### Objective
Find and copy lines holding "assistant".

### Data listing
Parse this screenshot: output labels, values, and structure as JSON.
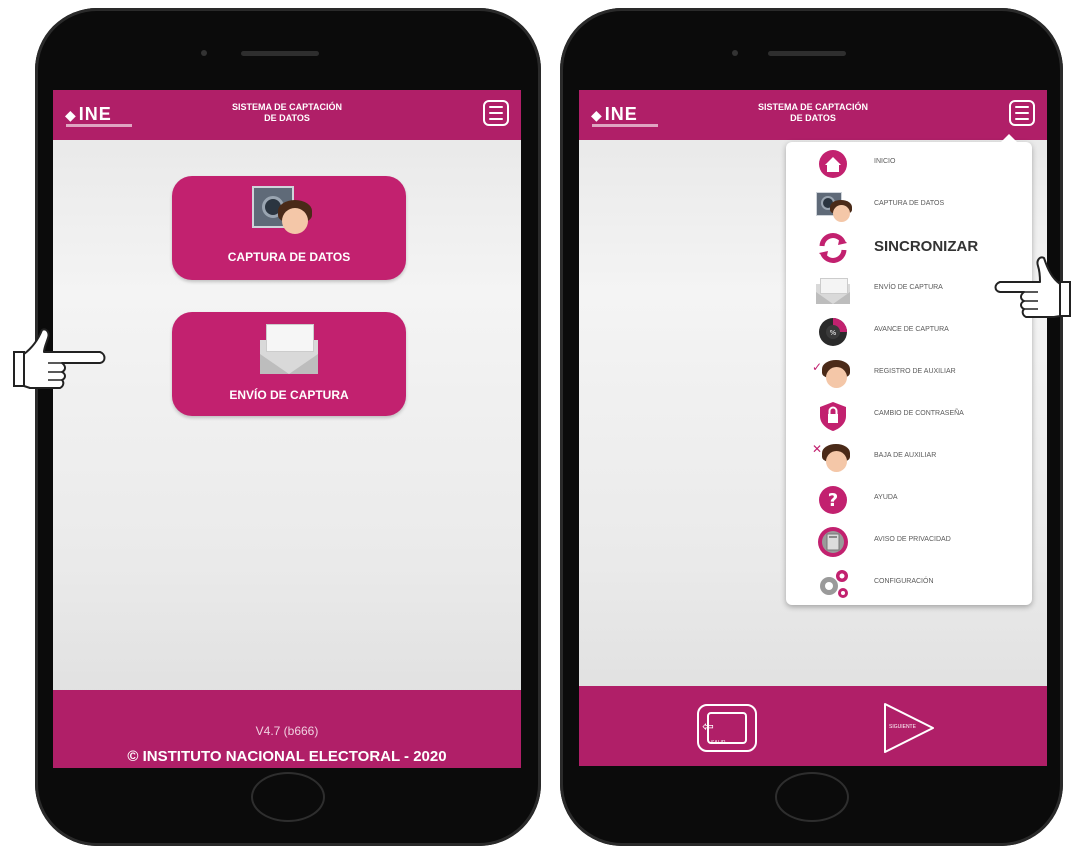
{
  "left_phone": {
    "header": {
      "logo": "INE",
      "title_line1": "SISTEMA DE CAPTACIÓN",
      "title_line2": "DE DATOS",
      "menu_icon": "hamburger-icon"
    },
    "buttons": [
      {
        "label": "CAPTURA DE DATOS",
        "icon": "camera-face-icon"
      },
      {
        "label": "ENVÍO DE CAPTURA",
        "icon": "envelope-icon"
      }
    ],
    "footer": {
      "version": "V4.7 (b666)",
      "copyright": "© INSTITUTO NACIONAL ELECTORAL - 2020"
    }
  },
  "right_phone": {
    "header": {
      "logo": "INE",
      "title_line1": "SISTEMA DE CAPTACIÓN",
      "title_line2": "DE DATOS",
      "menu_icon": "hamburger-icon"
    },
    "menu": [
      {
        "label": "INICIO",
        "icon": "home-icon"
      },
      {
        "label": "CAPTURA DE DATOS",
        "icon": "camera-face-icon"
      },
      {
        "label": "SINCRONIZAR",
        "icon": "sync-icon"
      },
      {
        "label": "ENVÍO DE CAPTURA",
        "icon": "envelope-icon"
      },
      {
        "label": "AVANCE DE CAPTURA",
        "icon": "progress-icon"
      },
      {
        "label": "REGISTRO DE AUXILIAR",
        "icon": "register-assistant-icon"
      },
      {
        "label": "CAMBIO DE CONTRASEÑA",
        "icon": "lock-shield-icon"
      },
      {
        "label": "BAJA DE AUXILIAR",
        "icon": "remove-assistant-icon"
      },
      {
        "label": "AYUDA",
        "icon": "help-icon"
      },
      {
        "label": "AVISO DE PRIVACIDAD",
        "icon": "privacy-icon"
      },
      {
        "label": "CONFIGURACIÓN",
        "icon": "gears-icon"
      }
    ],
    "footer": {
      "exit_label": "SALIR",
      "next_label": "SIGUIENTE"
    }
  },
  "colors": {
    "brand_magenta": "#b01f68",
    "button_magenta": "#c2216f"
  }
}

### Written response
        "icon": "register-assistant-icon"
        "icon": "remove-assistant-icon"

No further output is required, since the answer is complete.